Aim: Within the records below, find each line that holds the string "select", then copy it.

==============================

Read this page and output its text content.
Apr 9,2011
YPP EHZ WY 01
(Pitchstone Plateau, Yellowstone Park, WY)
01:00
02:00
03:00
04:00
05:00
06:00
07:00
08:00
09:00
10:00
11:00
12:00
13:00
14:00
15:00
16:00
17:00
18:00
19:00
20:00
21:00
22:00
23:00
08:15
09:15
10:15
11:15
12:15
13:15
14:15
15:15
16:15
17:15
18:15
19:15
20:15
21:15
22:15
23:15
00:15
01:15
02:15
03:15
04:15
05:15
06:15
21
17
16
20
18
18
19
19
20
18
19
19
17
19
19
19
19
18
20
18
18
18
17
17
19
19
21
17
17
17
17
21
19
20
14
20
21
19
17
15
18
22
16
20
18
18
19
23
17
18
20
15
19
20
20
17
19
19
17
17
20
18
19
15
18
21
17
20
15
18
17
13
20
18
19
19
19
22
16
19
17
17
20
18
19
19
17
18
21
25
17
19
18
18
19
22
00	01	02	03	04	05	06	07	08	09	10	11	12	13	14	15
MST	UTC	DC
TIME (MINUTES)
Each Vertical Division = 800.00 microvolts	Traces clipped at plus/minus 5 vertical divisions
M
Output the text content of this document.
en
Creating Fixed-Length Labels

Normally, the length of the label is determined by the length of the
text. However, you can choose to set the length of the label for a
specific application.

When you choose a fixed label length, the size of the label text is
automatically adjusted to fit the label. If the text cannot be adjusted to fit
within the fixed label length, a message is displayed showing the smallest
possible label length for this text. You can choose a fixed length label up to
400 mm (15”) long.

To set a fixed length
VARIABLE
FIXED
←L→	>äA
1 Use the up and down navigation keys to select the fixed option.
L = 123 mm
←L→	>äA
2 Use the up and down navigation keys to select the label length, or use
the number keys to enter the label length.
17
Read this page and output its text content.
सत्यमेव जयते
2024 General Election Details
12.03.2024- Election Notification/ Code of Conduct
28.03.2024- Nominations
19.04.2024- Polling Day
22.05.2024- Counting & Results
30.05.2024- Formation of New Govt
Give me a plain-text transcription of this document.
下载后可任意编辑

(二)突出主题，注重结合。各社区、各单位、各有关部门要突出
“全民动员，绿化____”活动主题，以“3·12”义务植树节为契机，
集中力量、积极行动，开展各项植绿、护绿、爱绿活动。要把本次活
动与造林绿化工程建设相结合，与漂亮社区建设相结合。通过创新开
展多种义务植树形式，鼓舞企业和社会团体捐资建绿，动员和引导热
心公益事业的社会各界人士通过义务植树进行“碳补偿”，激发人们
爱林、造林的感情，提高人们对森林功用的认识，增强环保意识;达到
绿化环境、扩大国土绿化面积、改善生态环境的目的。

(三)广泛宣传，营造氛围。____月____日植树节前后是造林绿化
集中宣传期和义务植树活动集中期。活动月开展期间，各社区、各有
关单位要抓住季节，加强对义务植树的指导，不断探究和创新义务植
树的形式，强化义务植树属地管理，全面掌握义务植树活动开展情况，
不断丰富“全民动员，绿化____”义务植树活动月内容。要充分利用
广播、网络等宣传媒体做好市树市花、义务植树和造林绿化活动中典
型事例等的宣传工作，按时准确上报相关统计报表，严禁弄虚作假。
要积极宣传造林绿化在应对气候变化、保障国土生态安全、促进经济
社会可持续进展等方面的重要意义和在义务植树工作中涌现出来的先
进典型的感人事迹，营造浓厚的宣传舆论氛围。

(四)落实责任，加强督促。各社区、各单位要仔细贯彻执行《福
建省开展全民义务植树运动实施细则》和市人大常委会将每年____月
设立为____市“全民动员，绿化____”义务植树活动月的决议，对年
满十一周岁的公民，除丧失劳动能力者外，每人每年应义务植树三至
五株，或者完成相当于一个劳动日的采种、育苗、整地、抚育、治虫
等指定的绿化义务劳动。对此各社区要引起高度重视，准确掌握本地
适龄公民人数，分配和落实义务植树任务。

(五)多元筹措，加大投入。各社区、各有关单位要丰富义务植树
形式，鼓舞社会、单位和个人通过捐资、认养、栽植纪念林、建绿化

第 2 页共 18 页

==============================

Correct answer:
1 Use the up and down navigation keys to select the fixed option.
2 Use the up and down navigation keys to select the label length, or use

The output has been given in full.